EXERCISE OBJECTIVE:
Of the lines in the entries below, state how many hold the word "channel". Say nothing else.

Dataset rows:
_ _ _ _ _
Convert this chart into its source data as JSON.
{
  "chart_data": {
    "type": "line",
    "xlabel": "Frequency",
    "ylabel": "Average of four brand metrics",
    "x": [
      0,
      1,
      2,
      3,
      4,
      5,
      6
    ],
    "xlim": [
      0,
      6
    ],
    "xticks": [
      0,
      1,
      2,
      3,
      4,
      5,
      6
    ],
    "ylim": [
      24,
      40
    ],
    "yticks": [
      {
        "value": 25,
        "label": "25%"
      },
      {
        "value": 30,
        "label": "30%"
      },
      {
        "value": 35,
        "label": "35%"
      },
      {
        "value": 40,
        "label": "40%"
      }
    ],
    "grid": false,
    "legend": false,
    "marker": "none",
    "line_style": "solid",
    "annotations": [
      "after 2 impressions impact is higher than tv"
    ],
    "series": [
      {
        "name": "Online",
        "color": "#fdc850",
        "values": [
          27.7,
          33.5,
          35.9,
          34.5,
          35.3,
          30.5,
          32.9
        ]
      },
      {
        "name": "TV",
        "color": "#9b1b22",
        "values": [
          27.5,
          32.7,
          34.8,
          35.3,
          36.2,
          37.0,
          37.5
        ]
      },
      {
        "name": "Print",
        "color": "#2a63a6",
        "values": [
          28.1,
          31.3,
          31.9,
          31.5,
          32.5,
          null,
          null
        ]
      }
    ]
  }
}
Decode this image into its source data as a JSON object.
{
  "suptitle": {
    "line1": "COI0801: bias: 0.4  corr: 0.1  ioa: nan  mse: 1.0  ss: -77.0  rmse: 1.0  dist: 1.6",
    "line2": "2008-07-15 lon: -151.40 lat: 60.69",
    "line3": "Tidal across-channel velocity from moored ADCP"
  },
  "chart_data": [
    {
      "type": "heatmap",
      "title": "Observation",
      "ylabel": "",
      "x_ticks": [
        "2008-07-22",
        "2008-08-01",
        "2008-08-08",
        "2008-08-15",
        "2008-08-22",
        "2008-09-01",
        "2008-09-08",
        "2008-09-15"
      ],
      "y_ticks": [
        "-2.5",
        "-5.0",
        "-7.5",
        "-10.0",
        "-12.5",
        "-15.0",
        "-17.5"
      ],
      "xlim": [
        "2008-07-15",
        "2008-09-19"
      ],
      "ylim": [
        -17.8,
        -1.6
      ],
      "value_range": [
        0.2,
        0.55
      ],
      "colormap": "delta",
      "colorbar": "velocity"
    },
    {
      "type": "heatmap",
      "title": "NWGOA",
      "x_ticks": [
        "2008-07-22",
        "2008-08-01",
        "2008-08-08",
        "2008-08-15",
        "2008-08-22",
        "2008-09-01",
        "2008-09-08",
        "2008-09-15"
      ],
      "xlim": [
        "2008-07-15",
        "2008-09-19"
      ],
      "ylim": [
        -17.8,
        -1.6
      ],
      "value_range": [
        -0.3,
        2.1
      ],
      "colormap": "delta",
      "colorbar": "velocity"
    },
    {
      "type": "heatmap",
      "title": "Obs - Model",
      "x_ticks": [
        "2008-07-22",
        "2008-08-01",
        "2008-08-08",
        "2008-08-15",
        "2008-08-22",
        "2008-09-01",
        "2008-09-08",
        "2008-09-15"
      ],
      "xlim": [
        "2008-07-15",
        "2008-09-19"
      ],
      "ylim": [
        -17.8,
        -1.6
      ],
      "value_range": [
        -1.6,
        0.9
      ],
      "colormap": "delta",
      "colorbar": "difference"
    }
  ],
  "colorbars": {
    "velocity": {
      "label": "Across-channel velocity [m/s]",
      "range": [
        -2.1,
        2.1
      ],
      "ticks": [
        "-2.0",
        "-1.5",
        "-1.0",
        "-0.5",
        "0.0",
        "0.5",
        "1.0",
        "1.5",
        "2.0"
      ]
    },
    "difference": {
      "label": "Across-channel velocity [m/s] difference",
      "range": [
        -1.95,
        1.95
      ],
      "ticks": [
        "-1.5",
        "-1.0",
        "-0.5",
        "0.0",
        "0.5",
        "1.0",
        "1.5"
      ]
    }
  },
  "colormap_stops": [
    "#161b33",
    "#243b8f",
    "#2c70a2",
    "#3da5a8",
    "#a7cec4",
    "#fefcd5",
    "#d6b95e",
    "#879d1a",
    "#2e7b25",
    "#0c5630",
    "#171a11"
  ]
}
_ _ _ _ _
OUTPUT FOR THIS EXERCISE:
3